EXERCISE DIRECTIONS:
Look through the material below. Copy every line with the string "模型样本外净值表现" in it.

Dataset items:
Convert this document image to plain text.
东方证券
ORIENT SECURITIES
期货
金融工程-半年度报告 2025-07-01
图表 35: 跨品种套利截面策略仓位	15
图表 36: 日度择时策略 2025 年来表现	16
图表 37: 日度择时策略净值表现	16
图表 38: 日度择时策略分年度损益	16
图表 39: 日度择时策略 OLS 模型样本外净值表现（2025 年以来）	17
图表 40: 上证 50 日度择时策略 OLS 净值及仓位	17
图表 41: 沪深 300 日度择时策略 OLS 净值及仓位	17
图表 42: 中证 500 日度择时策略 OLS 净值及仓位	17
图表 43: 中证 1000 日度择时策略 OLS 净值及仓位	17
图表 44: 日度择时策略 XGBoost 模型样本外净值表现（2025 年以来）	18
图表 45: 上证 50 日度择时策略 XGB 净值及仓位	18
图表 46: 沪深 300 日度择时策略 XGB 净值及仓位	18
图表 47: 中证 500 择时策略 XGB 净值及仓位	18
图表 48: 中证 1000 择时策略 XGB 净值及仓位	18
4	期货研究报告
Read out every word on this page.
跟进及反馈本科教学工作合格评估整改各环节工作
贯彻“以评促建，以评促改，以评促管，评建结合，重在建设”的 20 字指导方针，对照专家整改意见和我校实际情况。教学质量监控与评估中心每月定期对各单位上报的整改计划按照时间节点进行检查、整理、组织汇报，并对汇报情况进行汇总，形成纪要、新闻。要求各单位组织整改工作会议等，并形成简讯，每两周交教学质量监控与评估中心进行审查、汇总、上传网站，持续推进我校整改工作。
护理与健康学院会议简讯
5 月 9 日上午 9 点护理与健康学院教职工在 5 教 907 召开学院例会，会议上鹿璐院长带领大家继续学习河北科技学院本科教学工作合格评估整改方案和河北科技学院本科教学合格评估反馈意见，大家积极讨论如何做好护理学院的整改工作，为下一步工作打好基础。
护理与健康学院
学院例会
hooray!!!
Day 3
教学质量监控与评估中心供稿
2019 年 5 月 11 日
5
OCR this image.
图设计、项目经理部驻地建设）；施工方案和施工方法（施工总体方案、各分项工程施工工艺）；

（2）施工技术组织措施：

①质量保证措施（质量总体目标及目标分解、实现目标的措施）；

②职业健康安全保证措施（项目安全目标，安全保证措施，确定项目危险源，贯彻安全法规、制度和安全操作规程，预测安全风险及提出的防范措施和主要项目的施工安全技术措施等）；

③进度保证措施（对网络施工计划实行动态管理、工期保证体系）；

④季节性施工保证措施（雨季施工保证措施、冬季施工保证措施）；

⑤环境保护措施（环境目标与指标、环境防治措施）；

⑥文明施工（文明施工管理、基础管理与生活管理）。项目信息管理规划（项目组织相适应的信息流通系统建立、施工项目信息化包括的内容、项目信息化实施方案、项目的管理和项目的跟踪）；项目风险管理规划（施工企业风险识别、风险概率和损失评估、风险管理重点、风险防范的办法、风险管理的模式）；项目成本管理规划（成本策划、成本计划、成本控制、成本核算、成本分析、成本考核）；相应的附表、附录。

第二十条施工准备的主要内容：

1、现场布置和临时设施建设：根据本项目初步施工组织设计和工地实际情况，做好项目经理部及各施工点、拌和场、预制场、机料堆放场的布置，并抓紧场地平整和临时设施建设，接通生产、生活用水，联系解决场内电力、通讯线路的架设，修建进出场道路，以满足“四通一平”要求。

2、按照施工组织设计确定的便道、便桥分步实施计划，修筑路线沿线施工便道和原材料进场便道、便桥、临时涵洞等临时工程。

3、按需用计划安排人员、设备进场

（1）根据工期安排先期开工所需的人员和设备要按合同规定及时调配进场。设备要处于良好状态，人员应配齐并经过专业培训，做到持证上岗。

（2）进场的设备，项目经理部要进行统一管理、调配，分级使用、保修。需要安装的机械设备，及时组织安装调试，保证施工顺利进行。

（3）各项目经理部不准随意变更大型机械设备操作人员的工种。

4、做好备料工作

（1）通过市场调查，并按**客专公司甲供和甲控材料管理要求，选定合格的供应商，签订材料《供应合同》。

EXERCISE RESULT:
图表 39: 日度择时策略 OLS 模型样本外净值表现（2025 年以来）	17
图表 44: 日度择时策略 XGBoost 模型样本外净值表现（2025 年以来）	18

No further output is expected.